## Exercise details
Write out all of the lines below, exactly and completely.
*** Raw data
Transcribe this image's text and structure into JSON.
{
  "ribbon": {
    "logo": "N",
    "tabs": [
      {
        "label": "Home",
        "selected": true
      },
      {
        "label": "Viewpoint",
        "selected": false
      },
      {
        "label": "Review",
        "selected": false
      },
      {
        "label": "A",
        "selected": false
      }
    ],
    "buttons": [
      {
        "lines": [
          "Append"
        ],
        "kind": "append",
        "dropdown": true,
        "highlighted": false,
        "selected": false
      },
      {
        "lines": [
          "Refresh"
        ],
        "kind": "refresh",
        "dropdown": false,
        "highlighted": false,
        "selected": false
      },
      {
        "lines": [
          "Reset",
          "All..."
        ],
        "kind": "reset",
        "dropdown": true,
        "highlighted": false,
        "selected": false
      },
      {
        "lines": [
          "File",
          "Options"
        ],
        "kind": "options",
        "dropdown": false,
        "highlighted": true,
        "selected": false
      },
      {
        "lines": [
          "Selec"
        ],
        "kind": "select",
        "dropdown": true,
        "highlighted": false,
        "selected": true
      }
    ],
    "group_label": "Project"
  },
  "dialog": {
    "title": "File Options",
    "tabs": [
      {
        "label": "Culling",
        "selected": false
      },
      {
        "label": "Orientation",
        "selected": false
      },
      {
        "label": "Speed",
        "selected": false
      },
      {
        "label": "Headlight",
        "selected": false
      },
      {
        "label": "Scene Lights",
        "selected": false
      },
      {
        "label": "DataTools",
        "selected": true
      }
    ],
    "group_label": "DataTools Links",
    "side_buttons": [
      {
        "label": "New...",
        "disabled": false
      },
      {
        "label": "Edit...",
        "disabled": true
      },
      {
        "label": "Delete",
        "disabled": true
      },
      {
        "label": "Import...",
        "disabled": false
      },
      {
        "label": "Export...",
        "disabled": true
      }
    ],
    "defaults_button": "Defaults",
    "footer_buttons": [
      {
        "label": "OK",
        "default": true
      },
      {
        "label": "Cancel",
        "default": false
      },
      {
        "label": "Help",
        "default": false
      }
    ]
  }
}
******
## Solution to the exercise
Transcribe this image's text and structure into JSON.
{
  "ribbon": {
    "logo": "N",
    "tabs": [
      {
        "label": "Home",
        "selected": true
      },
      {
        "label": "Viewpoint",
        "selected": false
      },
      {
        "label": "Review",
        "selected": false
      },
      {
        "label": "A",
        "selected": false
      }
    ],
    "buttons": [
      {
        "lines": [
          "Append"
        ],
        "kind": "append",
        "dropdown": true,
        "highlighted": false,
        "selected": false
      },
      {
        "lines": [
          "Refresh"
        ],
        "kind": "refresh",
        "dropdown": false,
        "highlighted": false,
        "selected": false
      },
      {
        "lines": [
          "Reset",
          "All..."
        ],
        "kind": "reset",
        "dropdown": true,
        "highlighted": false,
        "selected": false
      },
      {
        "lines": [
          "File",
          "Options"
        ],
        "kind": "options",
        "dropdown": false,
        "highlighted": true,
        "selected": false
      },
      {
        "lines": [
          "Selec"
        ],
        "kind": "select",
        "dropdown": true,
        "highlighted": false,
        "selected": true
      }
    ],
    "group_label": "Project"
  },
  "dialog": {
    "title": "File Options",
    "tabs": [
      {
        "label": "Culling",
        "selected": false
      },
      {
        "label": "Orientation",
        "selected": false
      },
      {
        "label": "Speed",
        "selected": false
      },
      {
        "label": "Headlight",
        "selected": false
      },
      {
        "label": "Scene Lights",
        "selected": false
      },
      {
        "label": "DataTools",
        "selected": true
      }
    ],
    "group_label": "DataTools Links",
    "side_buttons": [
      {
        "label": "New...",
        "disabled": false
      },
      {
        "label": "Edit...",
        "disabled": true
      },
      {
        "label": "Delete",
        "disabled": true
      },
      {
        "label": "Import...",
        "disabled": false
      },
      {
        "label": "Export...",
        "disabled": true
      }
    ],
    "defaults_button": "Defaults",
    "footer_buttons": [
      {
        "label": "OK",
        "default": true
      },
      {
        "label": "Cancel",
        "default": false
      },
      {
        "label": "Help",
        "default": false
      }
    ]
  }
}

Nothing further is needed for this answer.